[TASK REQUIREMENTS]
Please reproduce the lines below word for word, keeping every one of them in its original order.

>>

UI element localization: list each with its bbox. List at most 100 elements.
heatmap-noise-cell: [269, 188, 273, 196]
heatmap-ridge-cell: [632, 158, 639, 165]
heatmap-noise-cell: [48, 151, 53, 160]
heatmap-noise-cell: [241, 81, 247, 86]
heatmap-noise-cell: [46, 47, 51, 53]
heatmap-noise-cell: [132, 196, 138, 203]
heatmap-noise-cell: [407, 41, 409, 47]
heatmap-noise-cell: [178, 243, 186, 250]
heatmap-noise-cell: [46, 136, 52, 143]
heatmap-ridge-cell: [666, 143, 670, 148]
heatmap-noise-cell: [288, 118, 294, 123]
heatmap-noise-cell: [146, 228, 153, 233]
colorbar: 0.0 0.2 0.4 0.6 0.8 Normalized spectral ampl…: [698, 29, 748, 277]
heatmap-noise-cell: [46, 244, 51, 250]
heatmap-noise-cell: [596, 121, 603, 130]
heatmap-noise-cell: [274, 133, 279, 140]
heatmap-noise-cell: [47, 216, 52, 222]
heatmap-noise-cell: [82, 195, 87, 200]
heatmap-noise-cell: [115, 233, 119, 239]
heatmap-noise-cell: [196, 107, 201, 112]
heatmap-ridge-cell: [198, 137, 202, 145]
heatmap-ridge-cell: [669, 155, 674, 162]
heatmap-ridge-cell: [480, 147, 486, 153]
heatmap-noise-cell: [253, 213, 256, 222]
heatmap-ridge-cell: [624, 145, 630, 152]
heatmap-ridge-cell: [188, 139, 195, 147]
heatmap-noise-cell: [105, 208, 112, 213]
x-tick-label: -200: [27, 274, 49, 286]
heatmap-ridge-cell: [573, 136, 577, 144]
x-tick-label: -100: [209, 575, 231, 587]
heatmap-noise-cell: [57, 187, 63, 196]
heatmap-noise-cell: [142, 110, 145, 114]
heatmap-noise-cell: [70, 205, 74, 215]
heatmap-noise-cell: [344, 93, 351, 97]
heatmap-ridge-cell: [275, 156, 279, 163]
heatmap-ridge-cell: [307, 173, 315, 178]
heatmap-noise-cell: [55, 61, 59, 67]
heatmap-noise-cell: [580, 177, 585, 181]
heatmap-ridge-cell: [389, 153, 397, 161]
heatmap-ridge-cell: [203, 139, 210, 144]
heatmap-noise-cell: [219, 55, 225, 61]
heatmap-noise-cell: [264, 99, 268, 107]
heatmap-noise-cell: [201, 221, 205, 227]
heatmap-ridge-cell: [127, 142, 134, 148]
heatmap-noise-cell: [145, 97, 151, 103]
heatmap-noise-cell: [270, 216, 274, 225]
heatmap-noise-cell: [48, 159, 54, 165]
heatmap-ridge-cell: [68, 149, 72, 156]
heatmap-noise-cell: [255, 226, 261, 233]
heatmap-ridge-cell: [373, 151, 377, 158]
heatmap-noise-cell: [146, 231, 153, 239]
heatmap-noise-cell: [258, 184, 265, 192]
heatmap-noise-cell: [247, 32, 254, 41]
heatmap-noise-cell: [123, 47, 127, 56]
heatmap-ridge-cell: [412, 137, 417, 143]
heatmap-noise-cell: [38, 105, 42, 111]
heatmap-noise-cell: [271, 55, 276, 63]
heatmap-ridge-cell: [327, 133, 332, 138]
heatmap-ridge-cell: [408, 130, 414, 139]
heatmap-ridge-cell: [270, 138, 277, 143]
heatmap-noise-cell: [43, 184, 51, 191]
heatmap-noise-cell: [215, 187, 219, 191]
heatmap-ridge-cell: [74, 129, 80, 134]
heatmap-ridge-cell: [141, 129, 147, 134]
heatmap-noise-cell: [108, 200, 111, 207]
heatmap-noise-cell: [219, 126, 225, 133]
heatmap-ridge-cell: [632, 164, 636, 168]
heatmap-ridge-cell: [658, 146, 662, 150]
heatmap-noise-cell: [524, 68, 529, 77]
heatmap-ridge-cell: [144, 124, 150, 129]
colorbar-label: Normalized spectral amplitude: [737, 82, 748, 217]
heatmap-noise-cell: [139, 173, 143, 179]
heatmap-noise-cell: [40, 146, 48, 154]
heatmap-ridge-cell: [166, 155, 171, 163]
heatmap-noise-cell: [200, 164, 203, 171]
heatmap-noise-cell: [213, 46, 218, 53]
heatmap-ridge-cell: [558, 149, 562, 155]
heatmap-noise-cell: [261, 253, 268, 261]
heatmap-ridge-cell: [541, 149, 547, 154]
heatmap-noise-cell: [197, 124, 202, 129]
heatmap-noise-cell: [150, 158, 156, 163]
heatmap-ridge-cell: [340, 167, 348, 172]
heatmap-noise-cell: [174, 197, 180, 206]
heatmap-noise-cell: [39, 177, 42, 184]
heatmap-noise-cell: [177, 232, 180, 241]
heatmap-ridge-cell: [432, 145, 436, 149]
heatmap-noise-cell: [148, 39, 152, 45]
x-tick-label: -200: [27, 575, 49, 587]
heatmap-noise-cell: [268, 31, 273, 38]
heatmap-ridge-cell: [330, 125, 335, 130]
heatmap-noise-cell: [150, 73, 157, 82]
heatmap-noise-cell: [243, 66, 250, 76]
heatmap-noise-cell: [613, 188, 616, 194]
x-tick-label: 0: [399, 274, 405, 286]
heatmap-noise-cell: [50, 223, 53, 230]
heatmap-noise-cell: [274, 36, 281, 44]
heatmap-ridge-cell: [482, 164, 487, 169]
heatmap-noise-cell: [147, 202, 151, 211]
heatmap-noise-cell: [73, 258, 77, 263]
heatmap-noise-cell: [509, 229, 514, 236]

<<

[SOLUTION FOR THIS EXERCISE]
UI element localization: list each with its bbox. List at most 100 elements.
heatmap-noise-cell: [269, 188, 273, 196]
heatmap-ridge-cell: [632, 158, 639, 165]
heatmap-noise-cell: [48, 151, 53, 160]
heatmap-noise-cell: [241, 81, 247, 86]
heatmap-noise-cell: [46, 47, 51, 53]
heatmap-noise-cell: [132, 196, 138, 203]
heatmap-noise-cell: [407, 41, 409, 47]
heatmap-noise-cell: [178, 243, 186, 250]
heatmap-noise-cell: [46, 136, 52, 143]
heatmap-ridge-cell: [666, 143, 670, 148]
heatmap-noise-cell: [288, 118, 294, 123]
heatmap-noise-cell: [146, 228, 153, 233]
colorbar: 0.0 0.2 0.4 0.6 0.8 Normalized spectral ampl…: [698, 29, 748, 277]
heatmap-noise-cell: [46, 244, 51, 250]
heatmap-noise-cell: [596, 121, 603, 130]
heatmap-noise-cell: [274, 133, 279, 140]
heatmap-noise-cell: [47, 216, 52, 222]
heatmap-noise-cell: [82, 195, 87, 200]
heatmap-noise-cell: [115, 233, 119, 239]
heatmap-noise-cell: [196, 107, 201, 112]
heatmap-ridge-cell: [198, 137, 202, 145]
heatmap-ridge-cell: [669, 155, 674, 162]
heatmap-ridge-cell: [480, 147, 486, 153]
heatmap-noise-cell: [253, 213, 256, 222]
heatmap-ridge-cell: [624, 145, 630, 152]
heatmap-ridge-cell: [188, 139, 195, 147]
heatmap-noise-cell: [105, 208, 112, 213]
x-tick-label: -200: [27, 274, 49, 286]
heatmap-ridge-cell: [573, 136, 577, 144]
x-tick-label: -100: [209, 575, 231, 587]
heatmap-noise-cell: [57, 187, 63, 196]
heatmap-noise-cell: [142, 110, 145, 114]
heatmap-noise-cell: [70, 205, 74, 215]
heatmap-noise-cell: [344, 93, 351, 97]
heatmap-ridge-cell: [275, 156, 279, 163]
heatmap-ridge-cell: [307, 173, 315, 178]
heatmap-noise-cell: [55, 61, 59, 67]
heatmap-noise-cell: [580, 177, 585, 181]
heatmap-ridge-cell: [389, 153, 397, 161]
heatmap-ridge-cell: [203, 139, 210, 144]
heatmap-noise-cell: [219, 55, 225, 61]
heatmap-noise-cell: [264, 99, 268, 107]
heatmap-noise-cell: [201, 221, 205, 227]
heatmap-ridge-cell: [127, 142, 134, 148]
heatmap-noise-cell: [145, 97, 151, 103]
heatmap-noise-cell: [270, 216, 274, 225]
heatmap-noise-cell: [48, 159, 54, 165]
heatmap-ridge-cell: [68, 149, 72, 156]
heatmap-noise-cell: [255, 226, 261, 233]
heatmap-ridge-cell: [373, 151, 377, 158]
heatmap-noise-cell: [146, 231, 153, 239]
heatmap-noise-cell: [258, 184, 265, 192]
heatmap-noise-cell: [247, 32, 254, 41]
heatmap-noise-cell: [123, 47, 127, 56]
heatmap-ridge-cell: [412, 137, 417, 143]
heatmap-noise-cell: [38, 105, 42, 111]
heatmap-noise-cell: [271, 55, 276, 63]
heatmap-ridge-cell: [327, 133, 332, 138]
heatmap-ridge-cell: [408, 130, 414, 139]
heatmap-ridge-cell: [270, 138, 277, 143]
heatmap-noise-cell: [43, 184, 51, 191]
heatmap-noise-cell: [215, 187, 219, 191]
heatmap-ridge-cell: [74, 129, 80, 134]
heatmap-ridge-cell: [141, 129, 147, 134]
heatmap-noise-cell: [108, 200, 111, 207]
heatmap-noise-cell: [219, 126, 225, 133]
heatmap-ridge-cell: [632, 164, 636, 168]
heatmap-ridge-cell: [658, 146, 662, 150]
heatmap-noise-cell: [524, 68, 529, 77]
heatmap-ridge-cell: [144, 124, 150, 129]
colorbar-label: Normalized spectral amplitude: [737, 82, 748, 217]
heatmap-noise-cell: [139, 173, 143, 179]
heatmap-noise-cell: [40, 146, 48, 154]
heatmap-ridge-cell: [166, 155, 171, 163]
heatmap-noise-cell: [200, 164, 203, 171]
heatmap-noise-cell: [213, 46, 218, 53]
heatmap-ridge-cell: [558, 149, 562, 155]
heatmap-noise-cell: [261, 253, 268, 261]
heatmap-ridge-cell: [541, 149, 547, 154]
heatmap-noise-cell: [197, 124, 202, 129]
heatmap-noise-cell: [150, 158, 156, 163]
heatmap-ridge-cell: [340, 167, 348, 172]
heatmap-noise-cell: [174, 197, 180, 206]
heatmap-noise-cell: [39, 177, 42, 184]
heatmap-noise-cell: [177, 232, 180, 241]
heatmap-ridge-cell: [432, 145, 436, 149]
heatmap-noise-cell: [148, 39, 152, 45]
x-tick-label: -200: [27, 575, 49, 587]
heatmap-noise-cell: [268, 31, 273, 38]
heatmap-ridge-cell: [330, 125, 335, 130]
heatmap-noise-cell: [150, 73, 157, 82]
heatmap-noise-cell: [243, 66, 250, 76]
heatmap-noise-cell: [613, 188, 616, 194]
x-tick-label: 0: [399, 274, 405, 286]
heatmap-noise-cell: [50, 223, 53, 230]
heatmap-noise-cell: [274, 36, 281, 44]
heatmap-ridge-cell: [482, 164, 487, 169]
heatmap-noise-cell: [147, 202, 151, 211]
heatmap-noise-cell: [73, 258, 77, 263]
heatmap-noise-cell: [509, 229, 514, 236]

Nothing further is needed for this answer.